• Information given
==========
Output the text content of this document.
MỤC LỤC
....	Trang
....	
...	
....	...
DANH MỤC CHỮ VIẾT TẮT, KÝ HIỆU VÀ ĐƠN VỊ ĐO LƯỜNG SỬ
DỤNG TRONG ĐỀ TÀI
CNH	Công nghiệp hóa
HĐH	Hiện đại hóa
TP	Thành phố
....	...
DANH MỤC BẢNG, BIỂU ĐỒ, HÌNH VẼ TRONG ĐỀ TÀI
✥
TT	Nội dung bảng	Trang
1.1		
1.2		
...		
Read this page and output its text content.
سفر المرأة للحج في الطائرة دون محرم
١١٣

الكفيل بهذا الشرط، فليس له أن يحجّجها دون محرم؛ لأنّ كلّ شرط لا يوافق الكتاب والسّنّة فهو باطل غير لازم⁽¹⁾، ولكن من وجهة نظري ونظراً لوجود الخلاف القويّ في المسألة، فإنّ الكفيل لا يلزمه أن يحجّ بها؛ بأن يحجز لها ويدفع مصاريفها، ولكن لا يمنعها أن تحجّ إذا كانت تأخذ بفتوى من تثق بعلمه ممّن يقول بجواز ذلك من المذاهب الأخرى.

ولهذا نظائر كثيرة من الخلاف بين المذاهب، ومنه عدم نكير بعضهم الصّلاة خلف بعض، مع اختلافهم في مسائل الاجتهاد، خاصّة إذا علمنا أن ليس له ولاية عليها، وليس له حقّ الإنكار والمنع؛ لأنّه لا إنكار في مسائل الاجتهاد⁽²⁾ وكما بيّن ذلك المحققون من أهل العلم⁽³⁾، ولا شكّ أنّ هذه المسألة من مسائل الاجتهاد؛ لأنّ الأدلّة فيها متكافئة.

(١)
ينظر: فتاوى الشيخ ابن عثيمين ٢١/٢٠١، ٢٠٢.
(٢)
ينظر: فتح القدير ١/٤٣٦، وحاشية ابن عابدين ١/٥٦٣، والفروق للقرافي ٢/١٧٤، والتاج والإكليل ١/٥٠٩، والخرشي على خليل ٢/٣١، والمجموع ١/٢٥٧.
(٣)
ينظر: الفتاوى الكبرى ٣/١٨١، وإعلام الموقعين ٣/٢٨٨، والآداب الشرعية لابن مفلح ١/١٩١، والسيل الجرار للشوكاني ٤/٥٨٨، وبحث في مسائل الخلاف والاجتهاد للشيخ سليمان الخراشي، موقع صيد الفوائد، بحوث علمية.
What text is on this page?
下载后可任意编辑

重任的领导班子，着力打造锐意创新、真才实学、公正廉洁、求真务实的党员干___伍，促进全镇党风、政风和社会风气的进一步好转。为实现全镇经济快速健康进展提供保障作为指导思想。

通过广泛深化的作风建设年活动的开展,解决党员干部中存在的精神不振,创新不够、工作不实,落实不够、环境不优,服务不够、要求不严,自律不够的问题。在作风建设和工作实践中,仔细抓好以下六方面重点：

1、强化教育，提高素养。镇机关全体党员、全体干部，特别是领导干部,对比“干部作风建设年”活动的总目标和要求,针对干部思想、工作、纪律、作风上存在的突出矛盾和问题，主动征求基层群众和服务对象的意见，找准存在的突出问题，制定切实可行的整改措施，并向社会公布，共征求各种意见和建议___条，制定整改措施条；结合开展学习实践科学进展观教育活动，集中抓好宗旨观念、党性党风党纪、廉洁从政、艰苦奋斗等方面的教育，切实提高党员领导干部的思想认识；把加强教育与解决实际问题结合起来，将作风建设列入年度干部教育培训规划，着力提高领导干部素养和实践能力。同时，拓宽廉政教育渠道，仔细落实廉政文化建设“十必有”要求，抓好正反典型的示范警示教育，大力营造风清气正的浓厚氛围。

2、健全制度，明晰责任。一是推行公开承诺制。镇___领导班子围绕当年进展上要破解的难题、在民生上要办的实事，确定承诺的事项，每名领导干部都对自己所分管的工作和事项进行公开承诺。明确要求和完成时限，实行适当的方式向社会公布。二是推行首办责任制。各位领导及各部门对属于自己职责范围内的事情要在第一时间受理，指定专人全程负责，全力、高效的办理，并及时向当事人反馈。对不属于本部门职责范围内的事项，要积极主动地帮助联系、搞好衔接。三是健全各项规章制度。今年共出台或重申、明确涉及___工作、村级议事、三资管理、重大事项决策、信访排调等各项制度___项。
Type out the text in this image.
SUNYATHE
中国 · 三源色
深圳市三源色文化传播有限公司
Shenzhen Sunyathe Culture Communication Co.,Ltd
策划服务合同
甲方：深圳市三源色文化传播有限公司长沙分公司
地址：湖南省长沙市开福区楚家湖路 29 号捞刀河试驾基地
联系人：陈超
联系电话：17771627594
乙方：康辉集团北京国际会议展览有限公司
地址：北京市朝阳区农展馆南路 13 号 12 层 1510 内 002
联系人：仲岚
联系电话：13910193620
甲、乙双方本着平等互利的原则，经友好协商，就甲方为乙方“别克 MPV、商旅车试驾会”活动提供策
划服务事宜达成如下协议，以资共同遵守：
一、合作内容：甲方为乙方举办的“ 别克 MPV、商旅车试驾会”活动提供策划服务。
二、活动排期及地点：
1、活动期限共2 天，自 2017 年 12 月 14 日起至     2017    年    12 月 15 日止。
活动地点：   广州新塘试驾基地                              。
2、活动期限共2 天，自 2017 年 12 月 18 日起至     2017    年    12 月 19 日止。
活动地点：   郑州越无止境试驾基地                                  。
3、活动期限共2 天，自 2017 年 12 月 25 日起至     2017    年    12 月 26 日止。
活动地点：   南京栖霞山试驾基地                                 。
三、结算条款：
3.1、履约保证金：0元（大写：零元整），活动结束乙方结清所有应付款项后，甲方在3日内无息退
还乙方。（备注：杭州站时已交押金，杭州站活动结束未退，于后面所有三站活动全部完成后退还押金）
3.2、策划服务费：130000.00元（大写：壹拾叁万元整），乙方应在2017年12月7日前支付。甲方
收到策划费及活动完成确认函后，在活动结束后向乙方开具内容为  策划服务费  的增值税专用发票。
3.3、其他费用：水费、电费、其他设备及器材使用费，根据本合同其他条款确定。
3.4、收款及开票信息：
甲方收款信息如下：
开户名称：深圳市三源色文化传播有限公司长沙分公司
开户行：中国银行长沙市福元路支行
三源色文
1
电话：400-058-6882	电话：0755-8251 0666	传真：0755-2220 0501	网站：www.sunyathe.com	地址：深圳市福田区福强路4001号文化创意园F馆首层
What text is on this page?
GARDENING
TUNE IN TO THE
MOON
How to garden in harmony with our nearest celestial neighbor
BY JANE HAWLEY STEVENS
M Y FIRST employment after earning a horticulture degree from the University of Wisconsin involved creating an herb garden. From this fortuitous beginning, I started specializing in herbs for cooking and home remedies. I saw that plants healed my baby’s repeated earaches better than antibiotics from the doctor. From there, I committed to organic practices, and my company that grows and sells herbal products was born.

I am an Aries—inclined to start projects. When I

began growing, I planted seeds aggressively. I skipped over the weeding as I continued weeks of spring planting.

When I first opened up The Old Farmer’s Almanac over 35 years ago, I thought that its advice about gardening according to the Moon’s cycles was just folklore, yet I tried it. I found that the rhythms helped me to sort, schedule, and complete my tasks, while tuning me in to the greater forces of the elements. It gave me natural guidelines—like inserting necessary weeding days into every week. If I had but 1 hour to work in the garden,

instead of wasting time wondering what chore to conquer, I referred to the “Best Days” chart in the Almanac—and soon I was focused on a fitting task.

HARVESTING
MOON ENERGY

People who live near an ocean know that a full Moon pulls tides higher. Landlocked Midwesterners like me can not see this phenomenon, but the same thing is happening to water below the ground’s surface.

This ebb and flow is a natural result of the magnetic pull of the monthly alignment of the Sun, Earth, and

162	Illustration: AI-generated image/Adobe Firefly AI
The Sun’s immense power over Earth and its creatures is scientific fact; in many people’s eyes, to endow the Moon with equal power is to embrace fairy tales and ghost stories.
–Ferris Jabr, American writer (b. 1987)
==========
• Aim of the task
Copy each line of the listing that includes "Earth".

• Solution to this problem
This ebb and flow is a natural result of the magnetic pull of the monthly alignment of the Sun, Earth, and
The Sun’s immense power over Earth and its creatures is scientific fact; in many people’s eyes, to endow the Moon with equal power is to embrace fairy tales and ghost stories.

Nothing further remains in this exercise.